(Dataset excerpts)
=====
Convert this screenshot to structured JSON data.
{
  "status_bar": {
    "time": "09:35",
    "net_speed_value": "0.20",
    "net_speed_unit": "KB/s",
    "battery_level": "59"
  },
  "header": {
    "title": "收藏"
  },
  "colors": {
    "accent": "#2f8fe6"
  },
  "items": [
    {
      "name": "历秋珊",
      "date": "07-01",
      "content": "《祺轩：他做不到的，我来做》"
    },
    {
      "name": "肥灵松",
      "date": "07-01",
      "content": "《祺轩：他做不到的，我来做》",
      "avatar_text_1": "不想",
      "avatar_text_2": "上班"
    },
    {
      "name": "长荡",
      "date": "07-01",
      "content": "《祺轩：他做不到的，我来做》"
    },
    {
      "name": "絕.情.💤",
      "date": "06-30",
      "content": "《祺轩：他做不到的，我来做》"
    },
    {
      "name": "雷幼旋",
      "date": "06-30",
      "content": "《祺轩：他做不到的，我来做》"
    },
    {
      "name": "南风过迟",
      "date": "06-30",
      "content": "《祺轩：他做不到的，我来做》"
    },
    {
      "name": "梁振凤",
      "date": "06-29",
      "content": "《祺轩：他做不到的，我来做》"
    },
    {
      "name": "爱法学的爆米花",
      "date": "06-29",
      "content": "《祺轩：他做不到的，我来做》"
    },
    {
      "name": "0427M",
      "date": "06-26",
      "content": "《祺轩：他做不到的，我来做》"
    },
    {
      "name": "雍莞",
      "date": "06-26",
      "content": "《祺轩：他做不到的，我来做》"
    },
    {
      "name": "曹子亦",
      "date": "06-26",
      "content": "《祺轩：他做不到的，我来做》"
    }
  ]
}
=====
▶ **Problem description**
Copy out each record from above, exactly.

▶ **Solution**
Convert this screenshot to structured JSON data.
{
  "status_bar": {
    "time": "09:35",
    "net_speed_value": "0.20",
    "net_speed_unit": "KB/s",
    "battery_level": "59"
  },
  "header": {
    "title": "收藏"
  },
  "colors": {
    "accent": "#2f8fe6"
  },
  "items": [
    {
      "name": "历秋珊",
      "date": "07-01",
      "content": "《祺轩：他做不到的，我来做》"
    },
    {
      "name": "肥灵松",
      "date": "07-01",
      "content": "《祺轩：他做不到的，我来做》",
      "avatar_text_1": "不想",
      "avatar_text_2": "上班"
    },
    {
      "name": "长荡",
      "date": "07-01",
      "content": "《祺轩：他做不到的，我来做》"
    },
    {
      "name": "絕.情.💤",
      "date": "06-30",
      "content": "《祺轩：他做不到的，我来做》"
    },
    {
      "name": "雷幼旋",
      "date": "06-30",
      "content": "《祺轩：他做不到的，我来做》"
    },
    {
      "name": "南风过迟",
      "date": "06-30",
      "content": "《祺轩：他做不到的，我来做》"
    },
    {
      "name": "梁振凤",
      "date": "06-29",
      "content": "《祺轩：他做不到的，我来做》"
    },
    {
      "name": "爱法学的爆米花",
      "date": "06-29",
      "content": "《祺轩：他做不到的，我来做》"
    },
    {
      "name": "0427M",
      "date": "06-26",
      "content": "《祺轩：他做不到的，我来做》"
    },
    {
      "name": "雍莞",
      "date": "06-26",
      "content": "《祺轩：他做不到的，我来做》"
    },
    {
      "name": "曹子亦",
      "date": "06-26",
      "content": "《祺轩：他做不到的，我来做》"
    }
  ]
}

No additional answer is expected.